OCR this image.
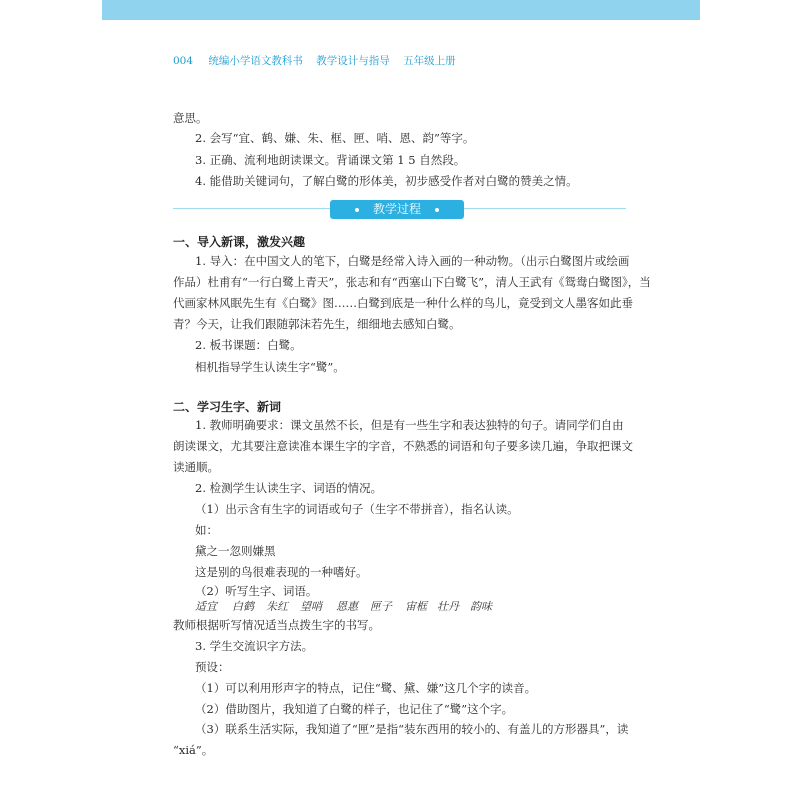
004 统编小学语文教科书 教学设计与指导 五年级上册
意思。
2. 会写“宜、鹤、嫌、朱、框、匣、哨、恩、韵”等字。
3. 正确、流利地朗读课文。背诵课文第 1 5 自然段。
4. 能借助关键词句，了解白鹭的形体美，初步感受作者对白鹭的赞美之情。
教学过程
一、导入新课，激发兴趣
1. 导入：在中国文人的笔下，白鹭是经常入诗入画的一种动物。（出示白鹭图片或绘画
作品）杜甫有“一行白鹭上青天”，张志和有“西塞山下白鹭飞”，清人王武有《鸳鸯白鹭图》，当
代画家林风眠先生有《白鹭》图……白鹭到底是一种什么样的鸟儿，竟受到文人墨客如此垂
青？今天，让我们跟随郭沫若先生，细细地去感知白鹭。
2. 板书课题：白鹭。
相机指导学生认读生字“鹭”。
二、学习生字、新词
1. 教师明确要求：课文虽然不长，但是有一些生字和表达独特的句子。请同学们自由
朗读课文，尤其要注意读准本课生字的字音，不熟悉的词语和句子要多读几遍，争取把课文
读通顺。
2. 检测学生认读生字、词语的情况。
（1）出示含有生字的词语或句子（生字不带拼音），指名认读。
如：
黛之一忽则嫌黑
这是别的鸟很难表现的一种嗜好。
（2）听写生字、词语。
适宜 白鹤 朱红 望哨 恩惠 匣子 宙框 壮丹 韵味
教师根据听写情况适当点拨生字的书写。
3. 学生交流识字方法。
预设：
（1）可以利用形声字的特点，记住“鹭、黛、嫌”这几个字的读音。
（2）借助图片，我知道了白鹭的样子，也记住了“鹭”这个字。
（3）联系生活实际，我知道了“匣”是指“装东西用的较小的、有盖儿的方形器具”，读
“xiá”。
● ● ●
WHAT TO WORK ON — Restate the whole listing above exactly, please, omitting every image.

TASK RESULT —
OCR this image.
004 统编小学语文教科书 教学设计与指导 五年级上册
意思。
2. 会写“宜、鹤、嫌、朱、框、匣、哨、恩、韵”等字。
3. 正确、流利地朗读课文。背诵课文第 1 5 自然段。
4. 能借助关键词句，了解白鹭的形体美，初步感受作者对白鹭的赞美之情。
教学过程
一、导入新课，激发兴趣
1. 导入：在中国文人的笔下，白鹭是经常入诗入画的一种动物。（出示白鹭图片或绘画
作品）杜甫有“一行白鹭上青天”，张志和有“西塞山下白鹭飞”，清人王武有《鸳鸯白鹭图》，当
代画家林风眠先生有《白鹭》图……白鹭到底是一种什么样的鸟儿，竟受到文人墨客如此垂
青？今天，让我们跟随郭沫若先生，细细地去感知白鹭。
2. 板书课题：白鹭。
相机指导学生认读生字“鹭”。
二、学习生字、新词
1. 教师明确要求：课文虽然不长，但是有一些生字和表达独特的句子。请同学们自由
朗读课文，尤其要注意读准本课生字的字音，不熟悉的词语和句子要多读几遍，争取把课文
读通顺。
2. 检测学生认读生字、词语的情况。
（1）出示含有生字的词语或句子（生字不带拼音），指名认读。
如：
黛之一忽则嫌黑
这是别的鸟很难表现的一种嗜好。
（2）听写生字、词语。
适宜 白鹤 朱红 望哨 恩惠 匣子 宙框 壮丹 韵味
教师根据听写情况适当点拨生字的书写。
3. 学生交流识字方法。
预设：
（1）可以利用形声字的特点，记住“鹭、黛、嫌”这几个字的读音。
（2）借助图片，我知道了白鹭的样子，也记住了“鹭”这个字。
（3）联系生活实际，我知道了“匣”是指“装东西用的较小的、有盖儿的方形器具”，读
“xiá”。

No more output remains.